Instructions for the task:
What lines of the data include the string "this"? Copy them all.

Stored entries:
>> start

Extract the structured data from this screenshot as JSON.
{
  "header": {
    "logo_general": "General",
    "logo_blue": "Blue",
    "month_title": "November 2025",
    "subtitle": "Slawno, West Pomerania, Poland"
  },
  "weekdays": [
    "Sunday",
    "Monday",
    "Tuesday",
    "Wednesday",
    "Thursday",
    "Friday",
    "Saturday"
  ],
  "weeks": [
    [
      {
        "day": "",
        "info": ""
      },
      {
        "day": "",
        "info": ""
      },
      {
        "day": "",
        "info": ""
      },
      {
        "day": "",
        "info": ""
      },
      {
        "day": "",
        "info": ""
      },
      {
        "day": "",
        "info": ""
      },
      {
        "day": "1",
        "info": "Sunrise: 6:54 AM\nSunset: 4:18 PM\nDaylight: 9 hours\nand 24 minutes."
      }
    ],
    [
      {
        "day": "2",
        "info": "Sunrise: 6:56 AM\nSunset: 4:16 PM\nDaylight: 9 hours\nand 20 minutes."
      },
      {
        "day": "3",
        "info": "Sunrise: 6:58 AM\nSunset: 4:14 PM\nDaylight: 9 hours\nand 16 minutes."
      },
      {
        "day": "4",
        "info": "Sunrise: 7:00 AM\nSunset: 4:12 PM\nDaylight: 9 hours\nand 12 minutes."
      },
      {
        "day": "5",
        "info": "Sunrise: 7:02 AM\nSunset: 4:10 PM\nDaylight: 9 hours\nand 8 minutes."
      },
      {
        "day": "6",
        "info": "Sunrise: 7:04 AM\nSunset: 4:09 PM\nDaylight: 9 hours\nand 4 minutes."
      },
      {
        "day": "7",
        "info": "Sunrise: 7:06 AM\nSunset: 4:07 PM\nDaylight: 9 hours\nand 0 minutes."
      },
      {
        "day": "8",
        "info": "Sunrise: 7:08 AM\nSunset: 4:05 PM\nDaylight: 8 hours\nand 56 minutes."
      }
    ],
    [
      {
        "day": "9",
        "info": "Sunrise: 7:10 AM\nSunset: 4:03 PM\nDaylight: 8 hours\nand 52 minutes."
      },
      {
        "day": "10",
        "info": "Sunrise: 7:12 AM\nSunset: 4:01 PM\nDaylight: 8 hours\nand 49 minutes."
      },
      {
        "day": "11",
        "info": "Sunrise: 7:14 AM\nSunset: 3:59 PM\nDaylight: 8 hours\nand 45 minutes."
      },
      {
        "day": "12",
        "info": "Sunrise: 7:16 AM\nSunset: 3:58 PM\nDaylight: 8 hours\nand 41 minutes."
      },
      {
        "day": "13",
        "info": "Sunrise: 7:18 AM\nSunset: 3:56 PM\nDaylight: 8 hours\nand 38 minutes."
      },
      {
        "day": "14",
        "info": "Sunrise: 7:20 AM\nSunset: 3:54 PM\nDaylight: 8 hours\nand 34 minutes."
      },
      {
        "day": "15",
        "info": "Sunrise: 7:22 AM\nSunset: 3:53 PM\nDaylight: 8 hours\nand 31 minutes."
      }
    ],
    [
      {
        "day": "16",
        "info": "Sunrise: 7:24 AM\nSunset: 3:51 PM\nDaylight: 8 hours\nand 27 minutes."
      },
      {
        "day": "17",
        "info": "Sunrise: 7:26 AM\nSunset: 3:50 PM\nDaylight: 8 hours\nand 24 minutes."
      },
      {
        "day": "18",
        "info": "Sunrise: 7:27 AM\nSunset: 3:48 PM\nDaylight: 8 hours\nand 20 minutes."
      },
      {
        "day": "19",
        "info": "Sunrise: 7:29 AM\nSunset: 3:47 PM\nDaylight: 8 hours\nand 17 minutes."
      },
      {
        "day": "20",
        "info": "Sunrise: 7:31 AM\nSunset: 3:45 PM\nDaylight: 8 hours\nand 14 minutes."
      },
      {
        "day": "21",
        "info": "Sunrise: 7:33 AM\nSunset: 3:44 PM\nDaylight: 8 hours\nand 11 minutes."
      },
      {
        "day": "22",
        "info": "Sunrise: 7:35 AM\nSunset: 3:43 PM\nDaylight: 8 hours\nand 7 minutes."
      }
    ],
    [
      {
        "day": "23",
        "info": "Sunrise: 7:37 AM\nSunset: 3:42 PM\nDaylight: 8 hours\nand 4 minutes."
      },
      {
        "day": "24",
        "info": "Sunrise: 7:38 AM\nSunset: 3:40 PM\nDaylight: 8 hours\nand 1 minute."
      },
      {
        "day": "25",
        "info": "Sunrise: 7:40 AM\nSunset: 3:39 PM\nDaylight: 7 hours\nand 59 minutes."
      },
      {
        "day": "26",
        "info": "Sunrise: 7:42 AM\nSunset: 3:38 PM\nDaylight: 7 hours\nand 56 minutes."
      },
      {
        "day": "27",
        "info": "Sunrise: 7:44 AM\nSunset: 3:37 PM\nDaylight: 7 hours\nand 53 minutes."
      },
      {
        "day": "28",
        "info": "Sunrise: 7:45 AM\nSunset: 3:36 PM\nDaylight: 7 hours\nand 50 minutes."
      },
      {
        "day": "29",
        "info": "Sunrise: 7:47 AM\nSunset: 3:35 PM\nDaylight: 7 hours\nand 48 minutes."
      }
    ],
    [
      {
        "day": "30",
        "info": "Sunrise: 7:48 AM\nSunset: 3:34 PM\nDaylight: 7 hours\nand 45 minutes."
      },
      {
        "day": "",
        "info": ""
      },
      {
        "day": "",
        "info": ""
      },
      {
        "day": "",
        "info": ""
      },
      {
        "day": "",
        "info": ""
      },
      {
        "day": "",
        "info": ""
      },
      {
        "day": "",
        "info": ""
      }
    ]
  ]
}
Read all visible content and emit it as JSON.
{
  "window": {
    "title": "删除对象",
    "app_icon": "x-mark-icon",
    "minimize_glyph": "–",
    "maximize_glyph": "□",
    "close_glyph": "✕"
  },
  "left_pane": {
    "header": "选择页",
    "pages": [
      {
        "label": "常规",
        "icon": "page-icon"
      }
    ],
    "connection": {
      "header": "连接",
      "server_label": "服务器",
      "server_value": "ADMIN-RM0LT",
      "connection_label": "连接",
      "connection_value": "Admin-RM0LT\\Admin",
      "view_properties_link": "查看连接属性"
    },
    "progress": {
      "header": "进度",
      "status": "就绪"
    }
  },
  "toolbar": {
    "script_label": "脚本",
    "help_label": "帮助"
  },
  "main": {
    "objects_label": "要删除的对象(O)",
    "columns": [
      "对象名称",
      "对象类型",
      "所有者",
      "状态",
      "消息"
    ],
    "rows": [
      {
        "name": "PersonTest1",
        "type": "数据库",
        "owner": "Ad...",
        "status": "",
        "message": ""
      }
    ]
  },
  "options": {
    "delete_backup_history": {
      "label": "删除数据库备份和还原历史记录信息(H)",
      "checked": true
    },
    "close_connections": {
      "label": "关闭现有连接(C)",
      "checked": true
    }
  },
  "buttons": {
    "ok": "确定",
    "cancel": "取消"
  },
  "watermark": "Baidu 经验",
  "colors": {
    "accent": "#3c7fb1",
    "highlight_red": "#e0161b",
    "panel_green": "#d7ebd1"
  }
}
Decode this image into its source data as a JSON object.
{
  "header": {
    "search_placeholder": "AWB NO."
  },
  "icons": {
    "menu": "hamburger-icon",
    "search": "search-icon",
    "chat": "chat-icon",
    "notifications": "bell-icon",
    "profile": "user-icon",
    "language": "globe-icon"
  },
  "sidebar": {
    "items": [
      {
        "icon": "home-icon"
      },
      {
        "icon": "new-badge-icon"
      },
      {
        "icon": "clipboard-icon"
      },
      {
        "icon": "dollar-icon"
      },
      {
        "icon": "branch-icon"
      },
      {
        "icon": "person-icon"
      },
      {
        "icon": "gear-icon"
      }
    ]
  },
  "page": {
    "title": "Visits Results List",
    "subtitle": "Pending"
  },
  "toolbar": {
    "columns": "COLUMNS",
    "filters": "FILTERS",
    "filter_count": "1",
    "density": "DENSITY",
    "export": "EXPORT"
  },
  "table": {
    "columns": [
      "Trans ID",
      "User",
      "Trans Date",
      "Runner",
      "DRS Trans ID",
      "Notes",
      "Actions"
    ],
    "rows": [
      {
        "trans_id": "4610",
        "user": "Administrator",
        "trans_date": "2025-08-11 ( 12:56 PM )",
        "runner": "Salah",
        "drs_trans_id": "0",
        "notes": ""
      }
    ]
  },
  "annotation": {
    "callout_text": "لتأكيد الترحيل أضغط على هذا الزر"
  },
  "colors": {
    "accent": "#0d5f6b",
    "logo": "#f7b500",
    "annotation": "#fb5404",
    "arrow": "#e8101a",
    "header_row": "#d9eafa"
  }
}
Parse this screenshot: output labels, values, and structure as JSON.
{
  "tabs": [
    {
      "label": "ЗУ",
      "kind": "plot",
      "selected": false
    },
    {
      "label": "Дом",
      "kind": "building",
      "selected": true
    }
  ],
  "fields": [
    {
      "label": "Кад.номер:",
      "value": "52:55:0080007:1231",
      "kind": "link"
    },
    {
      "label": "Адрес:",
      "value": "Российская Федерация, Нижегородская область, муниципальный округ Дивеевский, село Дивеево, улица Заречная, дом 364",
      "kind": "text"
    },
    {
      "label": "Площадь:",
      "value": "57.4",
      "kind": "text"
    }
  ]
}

>> end

Answer to the exercise:
Extract the structured data from this screenshot as JSON.
Decode this image into its source data as a JSON object.
Parse this screenshot: output labels, values, and structure as JSON.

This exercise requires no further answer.